(begin)

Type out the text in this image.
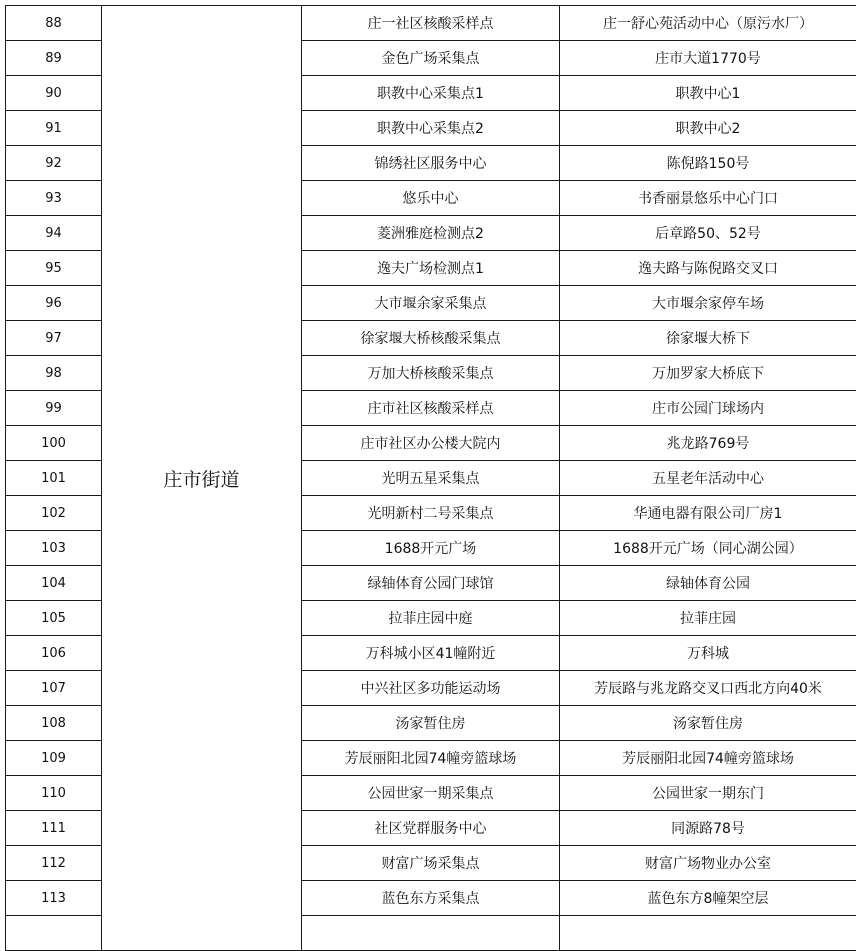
88	庄市街道	庄一社区核酸采样点	庄一舒心苑活动中心（原污水厂）
89		金色广场采集点	庄市大道1770号
90		职教中心采集点1	职教中心1
91		职教中心采集点2	职教中心2
92		锦绣社区服务中心	陈倪路150号
93		悠乐中心	书香丽景悠乐中心门口
94		菱洲雅庭检测点2	后章路50、52号
95		逸夫广场检测点1	逸夫路与陈倪路交叉口
96		大市堰余家采集点	大市堰余家停车场
97		徐家堰大桥核酸采集点	徐家堰大桥下
98		万加大桥核酸采集点	万加罗家大桥底下
99		庄市社区核酸采样点	庄市公园门球场内
100		庄市社区办公楼大院内	兆龙路769号
101		光明五星采集点	五星老年活动中心
102		光明新村二号采集点	华通电器有限公司厂房1
103		1688开元广场	1688开元广场（同心湖公园）
104		绿轴体育公园门球馆	绿轴体育公园
105		拉菲庄园中庭	拉菲庄园
106		万科城小区41幢附近	万科城
107		中兴社区多功能运动场	芳辰路与兆龙路交叉口西北方向40米
108		汤家暂住房	汤家暂住房
109		芳辰丽阳北园74幢旁篮球场	芳辰丽阳北园74幢旁篮球场
110		公园世家一期采集点	公园世家一期东门
111		社区党群服务中心	同源路78号
112		财富广场采集点	财富广场物业办公室
113		蓝色东方采集点	蓝色东方8幢架空层
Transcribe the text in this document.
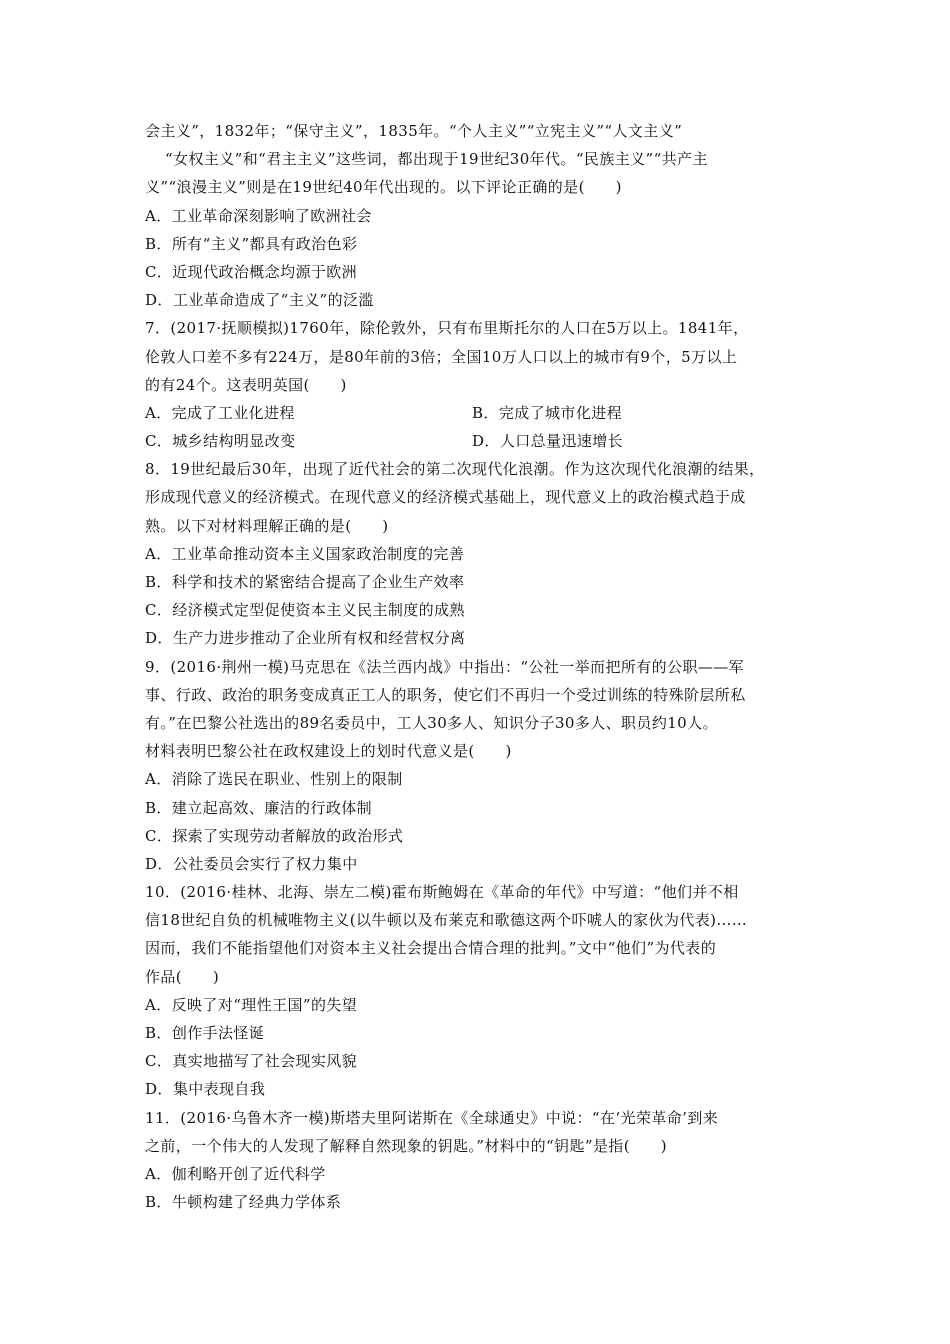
会主义”，1832年；“保守主义”，1835年。“个人主义”“立宪主义”“人文主义”
“女权主义”和“君主主义”这些词，都出现于19世纪30年代。“民族主义”“共产主
义”“浪漫主义”则是在19世纪40年代出现的。以下评论正确的是(　　)
A．工业革命深刻影响了欧洲社会
B．所有“主义”都具有政治色彩
C．近现代政治概念均源于欧洲
D．工业革命造成了“主义”的泛滥
7．(2017·抚顺模拟)1760年，除伦敦外，只有布里斯托尔的人口在5万以上。1841年，
伦敦人口差不多有224万，是80年前的3倍；全国10万人口以上的城市有9个，5万以上
的有24个。这表明英国(　　)
A．完成了工业化进程	B．完成了城市化进程
C．城乡结构明显改变	D．人口总量迅速增长
8．19世纪最后30年，出现了近代社会的第二次现代化浪潮。作为这次现代化浪潮的结果，
形成现代意义的经济模式。在现代意义的经济模式基础上，现代意义上的政治模式趋于成
熟。以下对材料理解正确的是(　　)
A．工业革命推动资本主义国家政治制度的完善
B．科学和技术的紧密结合提高了企业生产效率
C．经济模式定型促使资本主义民主制度的成熟
D．生产力进步推动了企业所有权和经营权分离
9．(2016·荆州一模)马克思在《法兰西内战》中指出：“公社一举而把所有的公职——军
事、行政、政治的职务变成真正工人的职务，使它们不再归一个受过训练的特殊阶层所私
有。”在巴黎公社选出的89名委员中，工人30多人、知识分子30多人、职员约10人。
材料表明巴黎公社在政权建设上的划时代意义是(　　)
A．消除了选民在职业、性别上的限制
B．建立起高效、廉洁的行政体制
C．探索了实现劳动者解放的政治形式
D．公社委员会实行了权力集中
10．(2016·桂林、北海、崇左二模)霍布斯鲍姆在《革命的年代》中写道：“他们并不相
信18世纪自负的机械唯物主义(以牛顿以及布莱克和歌德这两个吓唬人的家伙为代表)……
因而，我们不能指望他们对资本主义社会提出合情合理的批判。”文中“他们”为代表的
作品(　　)
A．反映了对“理性王国”的失望
B．创作手法怪诞
C．真实地描写了社会现实风貌
D．集中表现自我
11．(2016·乌鲁木齐一模)斯塔夫里阿诺斯在《全球通史》中说：“在‘光荣革命’到来
之前，一个伟大的人发现了解释自然现象的钥匙。”材料中的“钥匙”是指(　　)
A．伽利略开创了近代科学
B．牛顿构建了经典力学体系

(end)

Report only how many lines in the entries contain "text".

2